-- START OF TASK INPUTS --
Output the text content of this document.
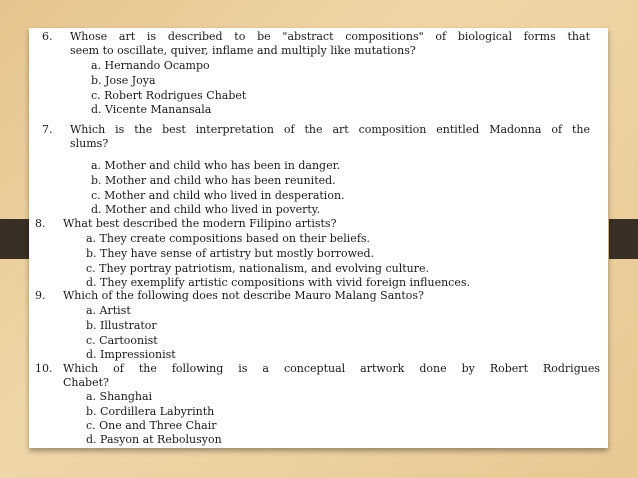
6. Whose art is described to be "abstract compositions" of biological forms that
seem to oscillate, quiver, inflame and multiply like mutations?
a. Hernando Ocampo
b. Jose Joya
c. Robert Rodrigues Chabet
d. Vicente Manansala
7. Which is the best interpretation of the art composition entitled Madonna of the
slums?
a. Mother and child who has been in danger.
b. Mother and child who has been reunited.
c. Mother and child who lived in desperation.
d. Mother and child who lived in poverty.
8. What best described the modern Filipino artists?
a. They create compositions based on their beliefs.
b. They have sense of artistry but mostly borrowed.
c. They portray patriotism, nationalism, and evolving culture.
d. They exemplify artistic compositions with vivid foreign influences.
9. Which of the following does not describe Mauro Malang Santos?
a. Artist
b. Illustrator
c. Cartoonist
d. Impressionist
10. Which of the following is a conceptual artwork done by Robert Rodrigues
Chabet?
a. Shanghai
b. Cordillera Labyrinth
c. One and Three Chair
d. Pasyon at Rebolusyon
-- END OF TASK INPUTS --
• **TASK STATEMENT**: Identify the lines of the data that contain the word "Robert". Copy each of them.

• **TASK ANSWER**:
c. Robert Rodrigues Chabet
10. Which of the following is a conceptual artwork done by Robert Rodrigues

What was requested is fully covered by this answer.